* _TO DO_
Write down every entry below once more, exactly.

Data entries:
+++
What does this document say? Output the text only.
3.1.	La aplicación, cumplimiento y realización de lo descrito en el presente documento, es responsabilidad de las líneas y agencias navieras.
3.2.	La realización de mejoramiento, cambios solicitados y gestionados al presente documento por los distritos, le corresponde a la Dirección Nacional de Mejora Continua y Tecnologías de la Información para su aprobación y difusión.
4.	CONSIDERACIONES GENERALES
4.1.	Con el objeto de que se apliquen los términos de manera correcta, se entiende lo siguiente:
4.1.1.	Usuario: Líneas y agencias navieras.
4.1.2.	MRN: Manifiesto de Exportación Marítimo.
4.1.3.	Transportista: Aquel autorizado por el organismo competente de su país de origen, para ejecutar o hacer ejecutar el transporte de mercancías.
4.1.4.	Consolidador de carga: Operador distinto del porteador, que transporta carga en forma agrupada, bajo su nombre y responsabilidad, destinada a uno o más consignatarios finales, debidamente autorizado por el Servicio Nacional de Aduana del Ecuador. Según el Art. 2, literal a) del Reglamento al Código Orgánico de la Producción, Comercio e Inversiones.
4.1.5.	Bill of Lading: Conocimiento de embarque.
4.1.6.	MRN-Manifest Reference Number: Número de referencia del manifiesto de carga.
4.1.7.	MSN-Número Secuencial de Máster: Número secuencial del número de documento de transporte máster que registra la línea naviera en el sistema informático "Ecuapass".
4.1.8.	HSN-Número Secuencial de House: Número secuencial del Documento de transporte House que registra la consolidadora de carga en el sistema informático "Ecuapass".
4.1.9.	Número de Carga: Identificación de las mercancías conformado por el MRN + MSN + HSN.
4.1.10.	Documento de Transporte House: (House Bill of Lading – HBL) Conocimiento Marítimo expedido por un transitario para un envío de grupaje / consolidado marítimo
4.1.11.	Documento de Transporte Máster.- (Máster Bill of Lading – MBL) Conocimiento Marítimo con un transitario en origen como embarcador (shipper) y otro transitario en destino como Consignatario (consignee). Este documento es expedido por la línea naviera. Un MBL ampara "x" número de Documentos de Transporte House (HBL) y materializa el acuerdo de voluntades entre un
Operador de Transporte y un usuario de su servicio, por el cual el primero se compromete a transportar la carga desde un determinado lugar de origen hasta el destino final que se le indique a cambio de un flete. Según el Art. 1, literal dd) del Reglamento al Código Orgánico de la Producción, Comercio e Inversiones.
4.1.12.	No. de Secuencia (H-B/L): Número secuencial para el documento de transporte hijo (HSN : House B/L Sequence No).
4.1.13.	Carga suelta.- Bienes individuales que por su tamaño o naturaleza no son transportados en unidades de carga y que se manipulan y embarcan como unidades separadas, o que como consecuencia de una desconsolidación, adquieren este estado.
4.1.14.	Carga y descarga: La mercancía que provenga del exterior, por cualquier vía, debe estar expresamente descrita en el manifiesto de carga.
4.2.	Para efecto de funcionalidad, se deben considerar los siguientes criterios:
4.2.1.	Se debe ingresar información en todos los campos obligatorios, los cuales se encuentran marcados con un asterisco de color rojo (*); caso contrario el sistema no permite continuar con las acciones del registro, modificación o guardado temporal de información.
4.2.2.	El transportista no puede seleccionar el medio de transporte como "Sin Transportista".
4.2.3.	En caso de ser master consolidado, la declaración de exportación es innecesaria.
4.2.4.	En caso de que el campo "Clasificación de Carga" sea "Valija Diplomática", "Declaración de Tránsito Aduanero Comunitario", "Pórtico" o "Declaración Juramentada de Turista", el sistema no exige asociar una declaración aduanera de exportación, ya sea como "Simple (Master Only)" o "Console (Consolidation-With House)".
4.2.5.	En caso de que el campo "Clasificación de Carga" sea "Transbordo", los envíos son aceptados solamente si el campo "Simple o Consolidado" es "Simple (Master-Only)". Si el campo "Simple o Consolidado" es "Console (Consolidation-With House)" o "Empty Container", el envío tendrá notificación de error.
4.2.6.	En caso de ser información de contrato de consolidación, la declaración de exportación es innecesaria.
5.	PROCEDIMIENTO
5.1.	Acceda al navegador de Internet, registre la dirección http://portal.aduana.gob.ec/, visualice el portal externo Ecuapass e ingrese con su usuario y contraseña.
+++
* _ANSWER FOR THIS EXERCISE_
What does this document say? Output the text only.
3.1.	La aplicación, cumplimiento y realización de lo descrito en el presente documento, es responsabilidad de las líneas y agencias navieras.
3.2.	La realización de mejoramiento, cambios solicitados y gestionados al presente documento por los distritos, le corresponde a la Dirección Nacional de Mejora Continua y Tecnologías de la Información para su aprobación y difusión.
4.	CONSIDERACIONES GENERALES
4.1.	Con el objeto de que se apliquen los términos de manera correcta, se entiende lo siguiente:
4.1.1.	Usuario: Líneas y agencias navieras.
4.1.2.	MRN: Manifiesto de Exportación Marítimo.
4.1.3.	Transportista: Aquel autorizado por el organismo competente de su país de origen, para ejecutar o hacer ejecutar el transporte de mercancías.
4.1.4.	Consolidador de carga: Operador distinto del porteador, que transporta carga en forma agrupada, bajo su nombre y responsabilidad, destinada a uno o más consignatarios finales, debidamente autorizado por el Servicio Nacional de Aduana del Ecuador. Según el Art. 2, literal a) del Reglamento al Código Orgánico de la Producción, Comercio e Inversiones.
4.1.5.	Bill of Lading: Conocimiento de embarque.
4.1.6.	MRN-Manifest Reference Number: Número de referencia del manifiesto de carga.
4.1.7.	MSN-Número Secuencial de Máster: Número secuencial del número de documento de transporte máster que registra la línea naviera en el sistema informático "Ecuapass".
4.1.8.	HSN-Número Secuencial de House: Número secuencial del Documento de transporte House que registra la consolidadora de carga en el sistema informático "Ecuapass".
4.1.9.	Número de Carga: Identificación de las mercancías conformado por el MRN + MSN + HSN.
4.1.10.	Documento de Transporte House: (House Bill of Lading – HBL) Conocimiento Marítimo expedido por un transitario para un envío de grupaje / consolidado marítimo
4.1.11.	Documento de Transporte Máster.- (Máster Bill of Lading – MBL) Conocimiento Marítimo con un transitario en origen como embarcador (shipper) y otro transitario en destino como Consignatario (consignee). Este documento es expedido por la línea naviera. Un MBL ampara "x" número de Documentos de Transporte House (HBL) y materializa el acuerdo de voluntades entre un
Operador de Transporte y un usuario de su servicio, por el cual el primero se compromete a transportar la carga desde un determinado lugar de origen hasta el destino final que se le indique a cambio de un flete. Según el Art. 1, literal dd) del Reglamento al Código Orgánico de la Producción, Comercio e Inversiones.
4.1.12.	No. de Secuencia (H-B/L): Número secuencial para el documento de transporte hijo (HSN : House B/L Sequence No).
4.1.13.	Carga suelta.- Bienes individuales que por su tamaño o naturaleza no son transportados en unidades de carga y que se manipulan y embarcan como unidades separadas, o que como consecuencia de una desconsolidación, adquieren este estado.
4.1.14.	Carga y descarga: La mercancía que provenga del exterior, por cualquier vía, debe estar expresamente descrita en el manifiesto de carga.
4.2.	Para efecto de funcionalidad, se deben considerar los siguientes criterios:
4.2.1.	Se debe ingresar información en todos los campos obligatorios, los cuales se encuentran marcados con un asterisco de color rojo (*); caso contrario el sistema no permite continuar con las acciones del registro, modificación o guardado temporal de información.
4.2.2.	El transportista no puede seleccionar el medio de transporte como "Sin Transportista".
4.2.3.	En caso de ser master consolidado, la declaración de exportación es innecesaria.
4.2.4.	En caso de que el campo "Clasificación de Carga" sea "Valija Diplomática", "Declaración de Tránsito Aduanero Comunitario", "Pórtico" o "Declaración Juramentada de Turista", el sistema no exige asociar una declaración aduanera de exportación, ya sea como "Simple (Master Only)" o "Console (Consolidation-With House)".
4.2.5.	En caso de que el campo "Clasificación de Carga" sea "Transbordo", los envíos son aceptados solamente si el campo "Simple o Consolidado" es "Simple (Master-Only)". Si el campo "Simple o Consolidado" es "Console (Consolidation-With House)" o "Empty Container", el envío tendrá notificación de error.
4.2.6.	En caso de ser información de contrato de consolidación, la declaración de exportación es innecesaria.
5.	PROCEDIMIENTO
5.1.	Acceda al navegador de Internet, registre la dirección http://portal.aduana.gob.ec/, visualice el portal externo Ecuapass e ingrese con su usuario y contraseña.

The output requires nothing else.